(DOCUMENT SECTION begins)

Adaptive Detoxification: Safeguarding General Capabilities of LLMs through Toxicity-Aware Knowledge Editing
This work addresses the challenge of safeguarding LLMs from toxicity and jailbreaking attacks while minimizing over-editing, which is crucial for deploying safe and reliable AI systems in real-world applications.
The paper tackles the problem of LLM detoxification by proposing ToxEdit, a toxicity-aware knowledge editing method that dynamically detects toxic activation patterns and routes computations through adaptive inter-layer pathways, resulting in improved detoxification performance and better preservation of general capabilities compared to previous state-of-the-art methods.
Large language models (LLMs) exhibit impressive language capabilities but remain vulnerable to malicious prompts and jailbreaking attacks. Existing knowledge editing methods for LLM detoxification face two major challenges. First, they often rely on entity-specific localization, making them ineffective against adversarial inputs without explicit entities. Second, these methods suffer from over-editing, where detoxified models reject legitimate queries, compromising overall performance. In this paper, we propose ToxEdit, a toxicity-aware knowledge editing approach that dynamically detects toxic activation patterns during forward propagation. It then routes computations through adaptive inter-layer pathways to mitigate toxicity effectively. This design ensures precise toxicity mitigation while preserving LLMs' general capabilities. To more accurately assess over-editing, we also enhance the SafeEdit benchmark by incorporating instruction-following evaluation tasks. Experimental results on multiple LLMs demonstrate that our ToxEdit outperforms previous state-of-the-art methods in both detoxification performance and safeguarding general capabilities of LLMs.

(DOCUMENT SECTION ends)
(INPUT DATA begins)

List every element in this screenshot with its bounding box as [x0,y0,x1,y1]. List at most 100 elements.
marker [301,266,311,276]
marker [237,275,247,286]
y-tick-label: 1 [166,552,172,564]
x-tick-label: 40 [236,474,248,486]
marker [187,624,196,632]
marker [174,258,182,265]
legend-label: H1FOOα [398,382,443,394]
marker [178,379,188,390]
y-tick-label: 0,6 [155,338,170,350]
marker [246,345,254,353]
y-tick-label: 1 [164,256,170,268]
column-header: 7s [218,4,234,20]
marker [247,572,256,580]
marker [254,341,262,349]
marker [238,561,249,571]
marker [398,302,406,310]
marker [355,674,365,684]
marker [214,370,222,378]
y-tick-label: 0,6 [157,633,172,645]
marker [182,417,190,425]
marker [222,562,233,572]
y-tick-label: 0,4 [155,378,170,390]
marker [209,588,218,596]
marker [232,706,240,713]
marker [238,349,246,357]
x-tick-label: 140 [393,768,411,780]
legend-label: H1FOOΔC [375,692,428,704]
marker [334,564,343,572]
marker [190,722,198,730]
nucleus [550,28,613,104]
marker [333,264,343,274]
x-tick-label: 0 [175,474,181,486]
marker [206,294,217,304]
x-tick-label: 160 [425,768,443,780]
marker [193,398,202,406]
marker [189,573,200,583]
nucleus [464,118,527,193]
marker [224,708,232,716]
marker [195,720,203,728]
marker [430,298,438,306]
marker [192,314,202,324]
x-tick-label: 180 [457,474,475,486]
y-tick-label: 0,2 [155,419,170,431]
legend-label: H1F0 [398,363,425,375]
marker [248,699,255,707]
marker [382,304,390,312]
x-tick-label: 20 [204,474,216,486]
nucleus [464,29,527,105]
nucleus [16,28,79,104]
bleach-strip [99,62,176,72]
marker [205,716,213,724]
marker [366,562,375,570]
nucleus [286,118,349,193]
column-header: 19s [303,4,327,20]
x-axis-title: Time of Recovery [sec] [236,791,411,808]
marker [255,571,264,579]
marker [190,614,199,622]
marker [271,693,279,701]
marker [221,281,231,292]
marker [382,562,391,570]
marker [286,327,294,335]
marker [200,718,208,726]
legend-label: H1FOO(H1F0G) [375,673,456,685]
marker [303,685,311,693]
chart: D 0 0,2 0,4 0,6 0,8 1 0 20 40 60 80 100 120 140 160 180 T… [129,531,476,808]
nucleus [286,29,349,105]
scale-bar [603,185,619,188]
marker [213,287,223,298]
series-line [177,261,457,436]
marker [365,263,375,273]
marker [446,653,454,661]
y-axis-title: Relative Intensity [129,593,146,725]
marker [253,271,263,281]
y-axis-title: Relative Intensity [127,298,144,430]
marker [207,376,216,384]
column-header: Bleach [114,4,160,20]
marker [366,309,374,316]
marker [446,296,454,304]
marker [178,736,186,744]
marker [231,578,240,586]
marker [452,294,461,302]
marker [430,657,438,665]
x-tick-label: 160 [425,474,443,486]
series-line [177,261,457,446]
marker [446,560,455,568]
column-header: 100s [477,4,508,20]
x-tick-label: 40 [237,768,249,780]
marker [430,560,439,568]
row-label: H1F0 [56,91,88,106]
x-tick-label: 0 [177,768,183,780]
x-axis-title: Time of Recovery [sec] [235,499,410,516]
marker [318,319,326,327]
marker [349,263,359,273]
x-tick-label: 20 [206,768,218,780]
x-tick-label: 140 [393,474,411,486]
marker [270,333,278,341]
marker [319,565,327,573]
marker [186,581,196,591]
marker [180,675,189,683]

(INPUT DATA ends)

[WORK TO COMPLETE]
a) According to the ToxEdit summary, which benchmark did the authors enhance to assess over-editing more accurately?
b) Extract the passage of the ToxEdit summary from "Adaptive Detoxification: Safeguarding" to "previous state-of-the-art methods.".
This material has no connection to the ToxEdit summary.

[ANSWERS TO EACH TASK]
a) The SafeEdit benchmark.

b)
Adaptive Detoxification: Safeguarding General Capabilities of LLMs through Toxicity-Aware Knowledge Editing
This work addresses the challenge of safeguarding LLMs from toxicity and jailbreaking attacks while minimizing over-editing, which is crucial for deploying safe and reliable AI systems in real-world applications.
The paper tackles the problem of LLM detoxification by proposing ToxEdit, a toxicity-aware knowledge editing method that dynamically detects toxic activation patterns and routes computations through adaptive inter-layer pathways, resulting in improved detoxification performance and better preservation of general capabilities compared to previous state-of-the-art methods.